ROWS →
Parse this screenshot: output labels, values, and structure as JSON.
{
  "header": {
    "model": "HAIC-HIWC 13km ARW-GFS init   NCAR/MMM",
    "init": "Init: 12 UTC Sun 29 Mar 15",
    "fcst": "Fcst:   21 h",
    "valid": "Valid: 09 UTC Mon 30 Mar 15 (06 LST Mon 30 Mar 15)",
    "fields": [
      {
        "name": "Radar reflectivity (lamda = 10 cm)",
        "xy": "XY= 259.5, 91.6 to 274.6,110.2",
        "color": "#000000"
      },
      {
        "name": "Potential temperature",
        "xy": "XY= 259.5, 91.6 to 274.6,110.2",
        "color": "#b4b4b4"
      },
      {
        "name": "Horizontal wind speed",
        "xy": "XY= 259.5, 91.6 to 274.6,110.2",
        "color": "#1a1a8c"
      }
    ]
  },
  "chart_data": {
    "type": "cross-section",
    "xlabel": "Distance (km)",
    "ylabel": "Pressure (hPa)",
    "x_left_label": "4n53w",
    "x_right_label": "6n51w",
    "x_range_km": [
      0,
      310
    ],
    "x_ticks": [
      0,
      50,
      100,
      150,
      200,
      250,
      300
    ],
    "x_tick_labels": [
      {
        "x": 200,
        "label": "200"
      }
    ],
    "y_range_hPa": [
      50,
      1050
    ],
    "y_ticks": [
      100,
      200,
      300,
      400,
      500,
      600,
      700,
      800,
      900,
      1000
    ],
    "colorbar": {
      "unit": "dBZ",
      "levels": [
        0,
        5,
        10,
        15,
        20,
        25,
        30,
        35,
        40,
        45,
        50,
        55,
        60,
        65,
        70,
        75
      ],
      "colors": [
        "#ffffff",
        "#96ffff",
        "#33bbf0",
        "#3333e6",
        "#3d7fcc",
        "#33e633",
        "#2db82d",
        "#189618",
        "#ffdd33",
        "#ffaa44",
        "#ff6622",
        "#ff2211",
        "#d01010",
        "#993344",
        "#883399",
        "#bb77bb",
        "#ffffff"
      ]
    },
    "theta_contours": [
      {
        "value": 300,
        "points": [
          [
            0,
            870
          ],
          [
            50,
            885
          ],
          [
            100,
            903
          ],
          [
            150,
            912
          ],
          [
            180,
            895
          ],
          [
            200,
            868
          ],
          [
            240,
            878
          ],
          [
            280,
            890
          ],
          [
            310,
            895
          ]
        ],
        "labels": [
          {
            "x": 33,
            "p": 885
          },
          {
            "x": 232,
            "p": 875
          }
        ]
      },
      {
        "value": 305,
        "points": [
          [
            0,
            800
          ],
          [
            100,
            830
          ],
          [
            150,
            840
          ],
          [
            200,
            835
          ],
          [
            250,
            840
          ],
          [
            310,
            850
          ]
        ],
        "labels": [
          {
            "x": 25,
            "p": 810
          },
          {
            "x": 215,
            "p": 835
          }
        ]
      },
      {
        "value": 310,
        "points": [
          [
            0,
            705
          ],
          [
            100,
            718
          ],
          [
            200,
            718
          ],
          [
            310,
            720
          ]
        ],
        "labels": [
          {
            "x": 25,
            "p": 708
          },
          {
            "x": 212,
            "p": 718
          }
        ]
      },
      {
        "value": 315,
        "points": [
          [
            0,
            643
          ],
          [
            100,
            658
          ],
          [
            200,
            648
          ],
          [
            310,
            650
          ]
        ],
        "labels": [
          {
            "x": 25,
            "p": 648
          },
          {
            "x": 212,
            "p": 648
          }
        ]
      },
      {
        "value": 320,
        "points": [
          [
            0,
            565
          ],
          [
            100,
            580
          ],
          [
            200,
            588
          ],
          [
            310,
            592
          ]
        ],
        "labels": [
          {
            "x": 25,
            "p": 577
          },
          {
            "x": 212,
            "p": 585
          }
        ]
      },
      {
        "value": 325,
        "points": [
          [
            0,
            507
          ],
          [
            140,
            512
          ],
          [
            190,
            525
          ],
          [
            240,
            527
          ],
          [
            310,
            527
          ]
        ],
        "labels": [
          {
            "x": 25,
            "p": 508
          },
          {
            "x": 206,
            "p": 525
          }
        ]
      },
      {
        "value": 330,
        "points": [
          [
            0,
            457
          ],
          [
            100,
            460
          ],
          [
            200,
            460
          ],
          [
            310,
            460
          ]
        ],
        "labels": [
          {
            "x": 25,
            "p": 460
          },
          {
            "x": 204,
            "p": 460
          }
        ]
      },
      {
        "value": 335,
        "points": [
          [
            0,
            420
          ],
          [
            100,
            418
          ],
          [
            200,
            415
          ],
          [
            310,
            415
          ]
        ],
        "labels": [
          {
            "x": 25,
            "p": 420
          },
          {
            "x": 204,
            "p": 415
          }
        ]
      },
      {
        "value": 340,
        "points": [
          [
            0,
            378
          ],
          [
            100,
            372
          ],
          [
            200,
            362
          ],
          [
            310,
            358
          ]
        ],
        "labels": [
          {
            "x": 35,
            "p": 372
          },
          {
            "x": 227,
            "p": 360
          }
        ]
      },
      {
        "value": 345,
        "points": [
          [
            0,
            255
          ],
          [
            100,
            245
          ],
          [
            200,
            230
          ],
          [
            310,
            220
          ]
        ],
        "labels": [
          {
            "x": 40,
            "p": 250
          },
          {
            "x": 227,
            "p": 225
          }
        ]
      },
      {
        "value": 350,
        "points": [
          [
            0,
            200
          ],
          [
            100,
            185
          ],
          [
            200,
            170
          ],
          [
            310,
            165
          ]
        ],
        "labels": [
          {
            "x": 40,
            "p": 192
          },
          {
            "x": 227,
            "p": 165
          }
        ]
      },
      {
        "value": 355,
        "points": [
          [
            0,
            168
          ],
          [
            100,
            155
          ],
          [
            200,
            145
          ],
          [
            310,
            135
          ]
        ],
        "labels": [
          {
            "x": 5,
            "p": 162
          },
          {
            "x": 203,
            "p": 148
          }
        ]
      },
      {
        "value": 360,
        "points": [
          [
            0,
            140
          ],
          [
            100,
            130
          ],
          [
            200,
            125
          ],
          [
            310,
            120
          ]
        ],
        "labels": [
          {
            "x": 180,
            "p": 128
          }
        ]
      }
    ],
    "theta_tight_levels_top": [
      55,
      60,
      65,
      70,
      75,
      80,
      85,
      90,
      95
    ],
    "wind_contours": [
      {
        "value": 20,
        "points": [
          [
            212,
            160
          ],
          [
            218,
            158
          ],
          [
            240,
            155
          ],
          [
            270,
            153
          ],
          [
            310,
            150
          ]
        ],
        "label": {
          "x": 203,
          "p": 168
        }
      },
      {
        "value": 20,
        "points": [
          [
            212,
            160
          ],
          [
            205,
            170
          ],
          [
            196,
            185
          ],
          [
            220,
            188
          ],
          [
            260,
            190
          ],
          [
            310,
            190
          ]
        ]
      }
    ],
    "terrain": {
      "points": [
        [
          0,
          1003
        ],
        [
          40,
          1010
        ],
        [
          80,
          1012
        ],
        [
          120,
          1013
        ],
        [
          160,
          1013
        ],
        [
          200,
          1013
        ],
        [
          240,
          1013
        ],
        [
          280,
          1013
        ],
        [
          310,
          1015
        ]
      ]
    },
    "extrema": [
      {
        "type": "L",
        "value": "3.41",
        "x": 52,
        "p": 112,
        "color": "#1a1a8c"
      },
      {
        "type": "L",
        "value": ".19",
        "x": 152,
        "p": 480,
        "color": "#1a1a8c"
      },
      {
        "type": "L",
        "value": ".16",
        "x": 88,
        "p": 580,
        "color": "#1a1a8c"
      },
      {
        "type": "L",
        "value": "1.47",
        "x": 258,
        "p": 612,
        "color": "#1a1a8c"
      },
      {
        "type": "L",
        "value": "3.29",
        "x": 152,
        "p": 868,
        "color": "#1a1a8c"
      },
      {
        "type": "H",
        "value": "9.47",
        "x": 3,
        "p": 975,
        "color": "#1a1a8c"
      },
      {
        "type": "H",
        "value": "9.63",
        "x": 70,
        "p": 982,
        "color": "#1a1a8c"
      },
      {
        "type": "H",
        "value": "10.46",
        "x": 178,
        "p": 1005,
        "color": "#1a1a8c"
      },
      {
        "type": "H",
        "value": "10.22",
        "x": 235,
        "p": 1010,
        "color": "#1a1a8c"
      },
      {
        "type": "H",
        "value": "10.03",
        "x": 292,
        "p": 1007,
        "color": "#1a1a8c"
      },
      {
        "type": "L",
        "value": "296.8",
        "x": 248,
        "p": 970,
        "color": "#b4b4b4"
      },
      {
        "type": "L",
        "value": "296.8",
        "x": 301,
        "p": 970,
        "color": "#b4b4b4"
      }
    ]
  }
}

JOB → Report every line containing the word "name" from the listing above.

OUTPUT FOR THIS EXERCISE →
        "name": "Radar reflectivity (lamda = 10 cm)",
        "name": "Potential temperature",
        "name": "Horizontal wind speed",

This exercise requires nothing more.